(Layout annotation data)
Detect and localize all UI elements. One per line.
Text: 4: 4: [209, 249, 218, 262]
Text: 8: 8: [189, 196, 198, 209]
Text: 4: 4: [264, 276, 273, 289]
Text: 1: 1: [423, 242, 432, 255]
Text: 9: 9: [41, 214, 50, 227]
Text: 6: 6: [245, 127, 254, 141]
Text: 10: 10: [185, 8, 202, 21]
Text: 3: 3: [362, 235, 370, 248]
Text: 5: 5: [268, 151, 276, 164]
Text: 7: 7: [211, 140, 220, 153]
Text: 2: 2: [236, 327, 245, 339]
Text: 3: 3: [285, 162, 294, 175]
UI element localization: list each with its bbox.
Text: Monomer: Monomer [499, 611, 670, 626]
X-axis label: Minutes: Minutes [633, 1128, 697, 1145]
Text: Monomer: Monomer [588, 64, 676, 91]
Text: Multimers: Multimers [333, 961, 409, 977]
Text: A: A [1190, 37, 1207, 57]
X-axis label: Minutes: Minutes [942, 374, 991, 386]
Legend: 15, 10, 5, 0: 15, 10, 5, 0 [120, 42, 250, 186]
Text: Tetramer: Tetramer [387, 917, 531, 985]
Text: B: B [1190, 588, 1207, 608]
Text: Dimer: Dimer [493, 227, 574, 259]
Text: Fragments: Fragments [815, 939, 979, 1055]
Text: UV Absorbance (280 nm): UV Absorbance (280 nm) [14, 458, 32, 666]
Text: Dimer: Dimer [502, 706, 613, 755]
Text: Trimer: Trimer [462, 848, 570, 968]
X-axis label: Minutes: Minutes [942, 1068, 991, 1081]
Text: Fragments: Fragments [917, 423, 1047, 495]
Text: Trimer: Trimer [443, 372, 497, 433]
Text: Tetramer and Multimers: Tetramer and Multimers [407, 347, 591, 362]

> Directions
Reproduce the records word for word, starting at their first line and stopping after the line that contains "Text: 3: 3: [285, 162, 294, 175]".

> Solution to this exercise
Detect and localize all UI elements. One per line.
Text: 4: 4: [209, 249, 218, 262]
Text: 8: 8: [189, 196, 198, 209]
Text: 4: 4: [264, 276, 273, 289]
Text: 1: 1: [423, 242, 432, 255]
Text: 9: 9: [41, 214, 50, 227]
Text: 6: 6: [245, 127, 254, 141]
Text: 10: 10: [185, 8, 202, 21]
Text: 3: 3: [362, 235, 370, 248]
Text: 5: 5: [268, 151, 276, 164]
Text: 7: 7: [211, 140, 220, 153]
Text: 2: 2: [236, 327, 245, 339]
Text: 3: 3: [285, 162, 294, 175]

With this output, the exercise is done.